* **What this task involves**
Rewrite these lines with "number-cell" in place of every "value-cell", changing nothing else, and leave the pictures out.

* **Provided material**
------------------------------------------------------------------------

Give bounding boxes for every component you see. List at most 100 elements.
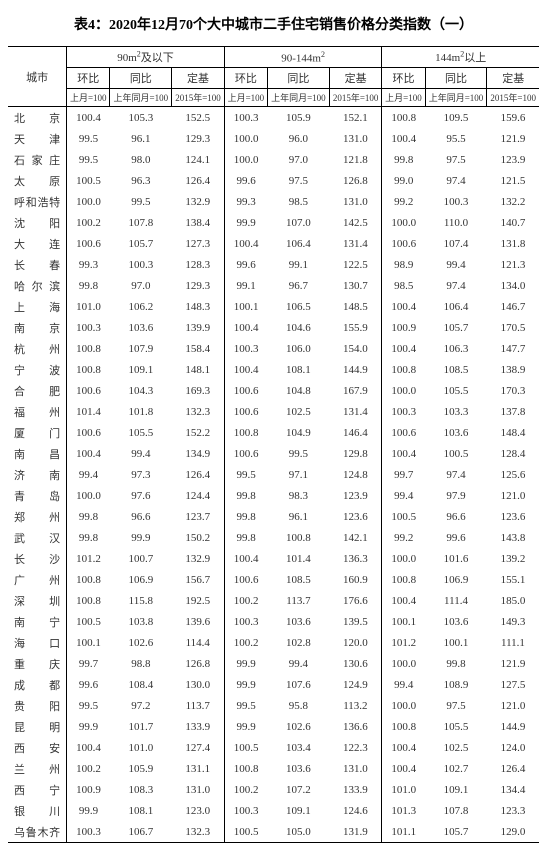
value-cell: 100.4	[224, 317, 267, 338]
value-cell: 129.3	[172, 275, 225, 296]
value-cell: 108.4	[110, 674, 172, 695]
value-cell: 146.4	[329, 422, 382, 443]
value-cell: 95.5	[425, 128, 487, 149]
value-cell: 123.9	[329, 485, 382, 506]
value-cell: 152.5	[172, 107, 225, 129]
value-cell: 123.7	[172, 506, 225, 527]
table-row: 成 都99.6108.4130.099.9107.6124.999.4108.9…	[8, 674, 539, 695]
value-cell: 100.3	[110, 254, 172, 275]
value-cell: 100.8	[67, 338, 110, 359]
table-row: 广 州100.8106.9156.7100.6108.5160.9100.810…	[8, 569, 539, 590]
table-row: 宁 波100.8109.1148.1100.4108.1144.9100.810…	[8, 359, 539, 380]
value-cell: 97.3	[110, 464, 172, 485]
value-cell: 100.8	[382, 716, 425, 737]
value-cell: 109.1	[110, 359, 172, 380]
value-cell: 100.6	[382, 233, 425, 254]
value-cell: 100.8	[67, 359, 110, 380]
value-cell: 101.0	[110, 737, 172, 758]
value-cell: 97.5	[267, 170, 329, 191]
value-cell: 103.3	[425, 401, 487, 422]
value-cell: 142.5	[329, 212, 382, 233]
value-cell: 100.8	[267, 527, 329, 548]
table-row: 兰 州100.2105.9131.1100.8103.6131.0100.410…	[8, 758, 539, 779]
value-cell: 154.0	[329, 338, 382, 359]
value-cell: 150.2	[172, 527, 225, 548]
city-name-cell: 深 圳	[8, 590, 67, 611]
value-cell: 100.3	[382, 401, 425, 422]
value-cell: 100.3	[67, 317, 110, 338]
value-cell: 100.9	[67, 779, 110, 800]
city-name-cell: 武 汉	[8, 527, 67, 548]
value-cell: 99.8	[382, 149, 425, 170]
value-cell: 100.2	[224, 779, 267, 800]
value-cell: 148.3	[172, 296, 225, 317]
value-cell: 126.4	[172, 170, 225, 191]
value-cell: 142.1	[329, 527, 382, 548]
value-cell: 100.1	[67, 632, 110, 653]
value-cell: 100.3	[224, 338, 267, 359]
value-cell: 100.6	[67, 422, 110, 443]
value-cell: 99.0	[382, 170, 425, 191]
value-cell: 102.5	[425, 737, 487, 758]
value-cell: 97.0	[267, 149, 329, 170]
value-cell: 106.5	[267, 296, 329, 317]
value-cell: 100.7	[110, 548, 172, 569]
value-cell: 100.2	[67, 758, 110, 779]
value-cell: 105.9	[267, 107, 329, 129]
value-cell: 121.9	[487, 128, 539, 149]
value-cell: 97.4	[425, 170, 487, 191]
value-cell: 132.3	[172, 401, 225, 422]
city-name-cell: 兰 州	[8, 758, 67, 779]
value-cell: 109.5	[425, 107, 487, 129]
value-cell: 169.3	[172, 380, 225, 401]
value-cell: 97.0	[110, 275, 172, 296]
value-cell: 105.5	[425, 716, 487, 737]
value-cell: 192.5	[172, 590, 225, 611]
city-name-cell: 沈 阳	[8, 212, 67, 233]
city-name-cell: 哈尔滨	[8, 275, 67, 296]
value-cell: 102.8	[267, 632, 329, 653]
unit-header: 2015年=100	[329, 89, 382, 107]
value-cell: 99.6	[224, 254, 267, 275]
city-name-cell: 成 都	[8, 674, 67, 695]
value-cell: 152.2	[172, 422, 225, 443]
value-cell: 100.6	[382, 422, 425, 443]
value-cell: 108.9	[425, 674, 487, 695]
group-header-0: 90m2及以下	[67, 47, 225, 68]
value-cell: 103.6	[110, 317, 172, 338]
city-name-cell: 南 昌	[8, 443, 67, 464]
value-cell: 125.6	[487, 464, 539, 485]
table-row: 石家庄99.598.0124.1100.097.0121.899.897.512…	[8, 149, 539, 170]
group-header-2: 144m2以上	[382, 47, 539, 68]
table-header: 城市 90m2及以下 90-144m2 144m2以上 环比 同比 定基 环比 …	[8, 47, 539, 107]
value-cell: 97.9	[425, 485, 487, 506]
value-cell: 99.4	[425, 254, 487, 275]
city-name-cell: 上 海	[8, 296, 67, 317]
value-cell: 127.4	[172, 737, 225, 758]
value-cell: 99.1	[267, 254, 329, 275]
value-cell: 132.9	[172, 191, 225, 212]
value-cell: 107.0	[267, 212, 329, 233]
value-cell: 158.4	[172, 338, 225, 359]
value-cell: 107.4	[425, 233, 487, 254]
value-cell: 108.3	[110, 779, 172, 800]
value-cell: 100.4	[382, 296, 425, 317]
table-row: 海 口100.1102.6114.4100.2102.8120.0101.210…	[8, 632, 539, 653]
city-name-cell: 天 津	[8, 128, 67, 149]
value-cell: 155.9	[329, 317, 382, 338]
value-cell: 99.1	[224, 275, 267, 296]
table-row: 厦 门100.6105.5152.2100.8104.9146.4100.610…	[8, 422, 539, 443]
table-row: 北 京100.4105.3152.5100.3105.9152.1100.810…	[8, 107, 539, 129]
value-cell: 100.4	[382, 443, 425, 464]
value-cell: 100.4	[224, 233, 267, 254]
unit-header: 上年同月=100	[267, 89, 329, 107]
city-name-cell: 南 京	[8, 317, 67, 338]
value-cell: 100.0	[382, 653, 425, 674]
value-cell: 130.7	[329, 275, 382, 296]
value-cell: 103.6	[425, 611, 487, 632]
value-cell: 100.3	[224, 107, 267, 129]
value-cell: 107.9	[110, 338, 172, 359]
value-cell: 100.1	[425, 632, 487, 653]
value-cell: 124.8	[329, 464, 382, 485]
city-name-cell: 大 连	[8, 233, 67, 254]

------------------------------------------------------------------------

* **Output of the exercise**
Give bounding boxes for every component you see. List at most 100 elements.
number-cell: 100.4	[224, 317, 267, 338]
number-cell: 129.3	[172, 275, 225, 296]
number-cell: 108.4	[110, 674, 172, 695]
number-cell: 146.4	[329, 422, 382, 443]
number-cell: 95.5	[425, 128, 487, 149]
number-cell: 123.9	[329, 485, 382, 506]
number-cell: 152.5	[172, 107, 225, 129]
number-cell: 123.7	[172, 506, 225, 527]
table-row: 成 都99.6108.4130.099.9107.6124.999.4108.9…	[8, 674, 539, 695]
number-cell: 100.3	[110, 254, 172, 275]
number-cell: 100.8	[67, 338, 110, 359]
table-row: 广 州100.8106.9156.7100.6108.5160.9100.810…	[8, 569, 539, 590]
table-row: 宁 波100.8109.1148.1100.4108.1144.9100.810…	[8, 359, 539, 380]
number-cell: 97.3	[110, 464, 172, 485]
number-cell: 100.8	[382, 716, 425, 737]
number-cell: 109.1	[110, 359, 172, 380]
number-cell: 100.6	[382, 233, 425, 254]
number-cell: 100.8	[67, 359, 110, 380]
number-cell: 101.0	[110, 737, 172, 758]
number-cell: 97.5	[267, 170, 329, 191]
number-cell: 103.3	[425, 401, 487, 422]
number-cell: 142.5	[329, 212, 382, 233]
number-cell: 100.8	[267, 527, 329, 548]
table-row: 兰 州100.2105.9131.1100.8103.6131.0100.410…	[8, 758, 539, 779]
number-cell: 154.0	[329, 338, 382, 359]
number-cell: 150.2	[172, 527, 225, 548]
city-name-cell: 深 圳	[8, 590, 67, 611]
number-cell: 100.3	[382, 401, 425, 422]
number-cell: 100.3	[67, 317, 110, 338]
number-cell: 100.9	[67, 779, 110, 800]
city-name-cell: 武 汉	[8, 527, 67, 548]
number-cell: 99.8	[382, 149, 425, 170]
number-cell: 100.2	[224, 779, 267, 800]
number-cell: 148.3	[172, 296, 225, 317]
number-cell: 126.4	[172, 170, 225, 191]
number-cell: 142.1	[329, 527, 382, 548]
number-cell: 100.1	[67, 632, 110, 653]
number-cell: 100.3	[224, 338, 267, 359]
number-cell: 100.6	[67, 422, 110, 443]
number-cell: 99.0	[382, 170, 425, 191]
number-cell: 102.5	[425, 737, 487, 758]
number-cell: 97.0	[267, 149, 329, 170]
number-cell: 106.5	[267, 296, 329, 317]
number-cell: 100.7	[110, 548, 172, 569]
number-cell: 100.2	[67, 758, 110, 779]
number-cell: 105.9	[267, 107, 329, 129]
number-cell: 121.9	[487, 128, 539, 149]
number-cell: 97.4	[425, 170, 487, 191]
number-cell: 132.3	[172, 401, 225, 422]
city-name-cell: 兰 州	[8, 758, 67, 779]
number-cell: 109.5	[425, 107, 487, 129]
number-cell: 169.3	[172, 380, 225, 401]
number-cell: 97.0	[110, 275, 172, 296]
number-cell: 105.5	[425, 716, 487, 737]
number-cell: 192.5	[172, 590, 225, 611]
city-name-cell: 沈 阳	[8, 212, 67, 233]
city-name-cell: 哈尔滨	[8, 275, 67, 296]
number-cell: 102.8	[267, 632, 329, 653]
unit-header: 2015年=100	[329, 89, 382, 107]
number-cell: 99.6	[224, 254, 267, 275]
city-name-cell: 成 都	[8, 674, 67, 695]
number-cell: 152.2	[172, 422, 225, 443]
number-cell: 100.6	[382, 422, 425, 443]
number-cell: 108.9	[425, 674, 487, 695]
group-header-0: 90m2及以下	[67, 47, 225, 68]
number-cell: 103.6	[110, 317, 172, 338]
city-name-cell: 南 昌	[8, 443, 67, 464]
number-cell: 125.6	[487, 464, 539, 485]
table-row: 石家庄99.598.0124.1100.097.0121.899.897.512…	[8, 149, 539, 170]
group-header-2: 144m2以上	[382, 47, 539, 68]
table-header: 城市 90m2及以下 90-144m2 144m2以上 环比 同比 定基 环比 …	[8, 47, 539, 107]
number-cell: 97.9	[425, 485, 487, 506]
number-cell: 99.4	[425, 254, 487, 275]
city-name-cell: 上 海	[8, 296, 67, 317]
number-cell: 127.4	[172, 737, 225, 758]
number-cell: 99.1	[267, 254, 329, 275]
number-cell: 132.9	[172, 191, 225, 212]
number-cell: 107.0	[267, 212, 329, 233]
number-cell: 158.4	[172, 338, 225, 359]
number-cell: 107.4	[425, 233, 487, 254]
number-cell: 108.3	[110, 779, 172, 800]
number-cell: 100.4	[382, 296, 425, 317]
table-row: 海 口100.1102.6114.4100.2102.8120.0101.210…	[8, 632, 539, 653]
city-name-cell: 天 津	[8, 128, 67, 149]
number-cell: 155.9	[329, 317, 382, 338]
number-cell: 99.1	[224, 275, 267, 296]
table-row: 厦 门100.6105.5152.2100.8104.9146.4100.610…	[8, 422, 539, 443]
table-row: 北 京100.4105.3152.5100.3105.9152.1100.810…	[8, 107, 539, 129]
number-cell: 100.4	[382, 443, 425, 464]
number-cell: 100.4	[224, 233, 267, 254]
unit-header: 上年同月=100	[267, 89, 329, 107]
city-name-cell: 南 京	[8, 317, 67, 338]
number-cell: 100.0	[382, 653, 425, 674]
number-cell: 130.7	[329, 275, 382, 296]
number-cell: 103.6	[425, 611, 487, 632]
number-cell: 100.3	[224, 107, 267, 129]
number-cell: 107.9	[110, 338, 172, 359]
number-cell: 100.1	[425, 632, 487, 653]
number-cell: 124.8	[329, 464, 382, 485]
city-name-cell: 大 连	[8, 233, 67, 254]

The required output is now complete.